Begin Supplied data

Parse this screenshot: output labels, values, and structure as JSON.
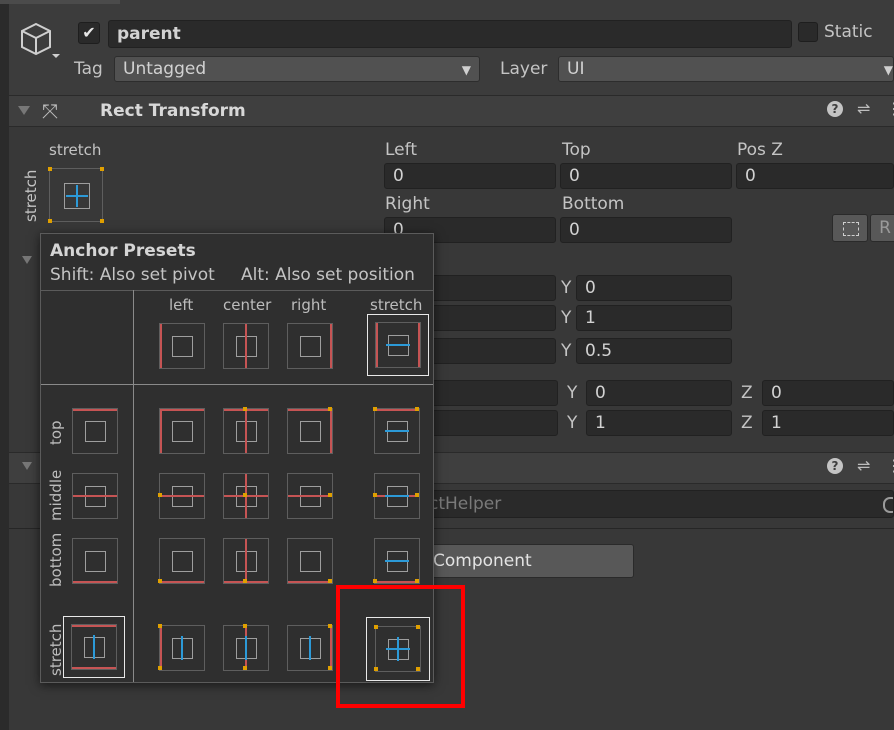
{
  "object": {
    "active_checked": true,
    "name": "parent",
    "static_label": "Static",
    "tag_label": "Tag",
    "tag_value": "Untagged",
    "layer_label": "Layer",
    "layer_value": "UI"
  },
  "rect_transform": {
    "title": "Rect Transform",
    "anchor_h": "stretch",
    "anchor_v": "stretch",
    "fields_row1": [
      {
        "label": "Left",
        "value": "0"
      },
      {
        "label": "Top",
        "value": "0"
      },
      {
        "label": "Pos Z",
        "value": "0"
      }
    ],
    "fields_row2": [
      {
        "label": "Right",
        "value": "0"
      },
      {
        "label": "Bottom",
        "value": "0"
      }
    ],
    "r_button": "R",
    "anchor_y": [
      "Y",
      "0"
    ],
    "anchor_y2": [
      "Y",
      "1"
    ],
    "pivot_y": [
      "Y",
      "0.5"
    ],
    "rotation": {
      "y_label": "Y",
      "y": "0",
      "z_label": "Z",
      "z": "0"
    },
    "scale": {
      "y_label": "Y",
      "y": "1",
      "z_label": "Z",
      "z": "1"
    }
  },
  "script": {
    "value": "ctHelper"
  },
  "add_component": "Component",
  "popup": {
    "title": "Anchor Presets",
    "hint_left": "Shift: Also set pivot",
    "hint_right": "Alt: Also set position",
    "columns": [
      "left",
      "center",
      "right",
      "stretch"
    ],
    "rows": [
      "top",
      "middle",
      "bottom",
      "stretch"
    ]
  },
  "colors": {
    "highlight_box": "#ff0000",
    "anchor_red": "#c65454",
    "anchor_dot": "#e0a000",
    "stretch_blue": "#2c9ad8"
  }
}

End Supplied data
Begin Supplied data

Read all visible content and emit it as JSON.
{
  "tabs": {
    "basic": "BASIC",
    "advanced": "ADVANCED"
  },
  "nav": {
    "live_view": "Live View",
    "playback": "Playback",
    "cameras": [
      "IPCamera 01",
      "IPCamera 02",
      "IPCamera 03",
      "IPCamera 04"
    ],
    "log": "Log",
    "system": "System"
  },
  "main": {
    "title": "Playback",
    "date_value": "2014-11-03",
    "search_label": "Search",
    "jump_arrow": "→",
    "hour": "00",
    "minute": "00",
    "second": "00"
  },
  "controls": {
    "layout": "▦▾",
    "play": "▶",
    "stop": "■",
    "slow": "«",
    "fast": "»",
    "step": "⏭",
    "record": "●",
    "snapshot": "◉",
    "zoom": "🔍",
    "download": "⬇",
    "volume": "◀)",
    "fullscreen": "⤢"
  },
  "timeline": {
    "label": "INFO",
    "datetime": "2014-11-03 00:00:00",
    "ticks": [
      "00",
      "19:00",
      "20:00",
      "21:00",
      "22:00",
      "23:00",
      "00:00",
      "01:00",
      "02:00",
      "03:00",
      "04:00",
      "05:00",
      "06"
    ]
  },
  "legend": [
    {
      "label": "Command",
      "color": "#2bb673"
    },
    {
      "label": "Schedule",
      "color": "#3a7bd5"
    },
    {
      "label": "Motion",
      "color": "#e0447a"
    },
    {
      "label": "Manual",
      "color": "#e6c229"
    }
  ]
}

End Supplied data
Begin Supplied data

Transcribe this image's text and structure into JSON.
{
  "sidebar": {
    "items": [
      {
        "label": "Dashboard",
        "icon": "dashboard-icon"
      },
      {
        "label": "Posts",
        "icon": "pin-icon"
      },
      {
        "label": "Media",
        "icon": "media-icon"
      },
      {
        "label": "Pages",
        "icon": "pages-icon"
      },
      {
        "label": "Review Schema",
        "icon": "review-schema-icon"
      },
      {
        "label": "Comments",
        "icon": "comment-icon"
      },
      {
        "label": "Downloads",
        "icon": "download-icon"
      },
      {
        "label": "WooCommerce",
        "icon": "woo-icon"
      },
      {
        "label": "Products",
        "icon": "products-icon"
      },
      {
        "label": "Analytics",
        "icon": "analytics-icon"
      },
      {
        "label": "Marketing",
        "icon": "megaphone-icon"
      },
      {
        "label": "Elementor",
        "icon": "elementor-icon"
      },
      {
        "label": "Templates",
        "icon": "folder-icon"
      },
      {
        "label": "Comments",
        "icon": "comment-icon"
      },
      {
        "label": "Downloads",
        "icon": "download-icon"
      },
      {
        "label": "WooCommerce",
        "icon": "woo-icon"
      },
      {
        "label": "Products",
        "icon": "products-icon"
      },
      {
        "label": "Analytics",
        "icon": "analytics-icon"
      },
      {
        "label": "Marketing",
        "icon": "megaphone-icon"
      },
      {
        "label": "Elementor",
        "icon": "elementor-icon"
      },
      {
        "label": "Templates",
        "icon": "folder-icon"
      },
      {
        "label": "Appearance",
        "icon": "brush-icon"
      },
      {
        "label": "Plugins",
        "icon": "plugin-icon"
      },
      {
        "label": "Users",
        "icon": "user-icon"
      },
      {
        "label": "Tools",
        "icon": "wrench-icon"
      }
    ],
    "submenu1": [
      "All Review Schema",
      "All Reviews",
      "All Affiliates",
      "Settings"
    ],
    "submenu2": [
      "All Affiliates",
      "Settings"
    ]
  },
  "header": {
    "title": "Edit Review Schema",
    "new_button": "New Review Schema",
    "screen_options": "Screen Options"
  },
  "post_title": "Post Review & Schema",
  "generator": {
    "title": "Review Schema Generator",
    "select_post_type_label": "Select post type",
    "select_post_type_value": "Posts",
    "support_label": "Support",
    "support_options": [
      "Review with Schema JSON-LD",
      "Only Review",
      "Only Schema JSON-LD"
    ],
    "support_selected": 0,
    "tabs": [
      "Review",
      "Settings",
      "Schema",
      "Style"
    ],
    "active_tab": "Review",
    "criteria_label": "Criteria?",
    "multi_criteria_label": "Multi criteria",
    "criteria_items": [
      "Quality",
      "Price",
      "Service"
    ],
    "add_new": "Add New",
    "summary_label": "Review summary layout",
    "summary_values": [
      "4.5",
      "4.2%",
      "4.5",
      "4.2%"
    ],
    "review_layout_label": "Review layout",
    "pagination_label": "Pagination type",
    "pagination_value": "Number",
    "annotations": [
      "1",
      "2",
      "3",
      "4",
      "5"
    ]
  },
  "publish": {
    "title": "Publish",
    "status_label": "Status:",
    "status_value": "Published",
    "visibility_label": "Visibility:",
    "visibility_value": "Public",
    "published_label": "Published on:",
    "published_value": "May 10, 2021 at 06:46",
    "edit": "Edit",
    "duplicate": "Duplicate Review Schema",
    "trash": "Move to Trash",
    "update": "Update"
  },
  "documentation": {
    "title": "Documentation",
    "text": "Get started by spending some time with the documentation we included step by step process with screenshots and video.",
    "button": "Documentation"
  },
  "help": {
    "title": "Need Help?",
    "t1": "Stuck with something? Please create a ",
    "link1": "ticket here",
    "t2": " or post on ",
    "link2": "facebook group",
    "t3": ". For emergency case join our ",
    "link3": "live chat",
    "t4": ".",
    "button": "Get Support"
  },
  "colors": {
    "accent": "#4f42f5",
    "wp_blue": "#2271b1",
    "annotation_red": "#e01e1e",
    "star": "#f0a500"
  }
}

End Supplied data

Work to complete:
How many lines of the listing above include the word "Also"? Reply with the number alone.

Task result:
2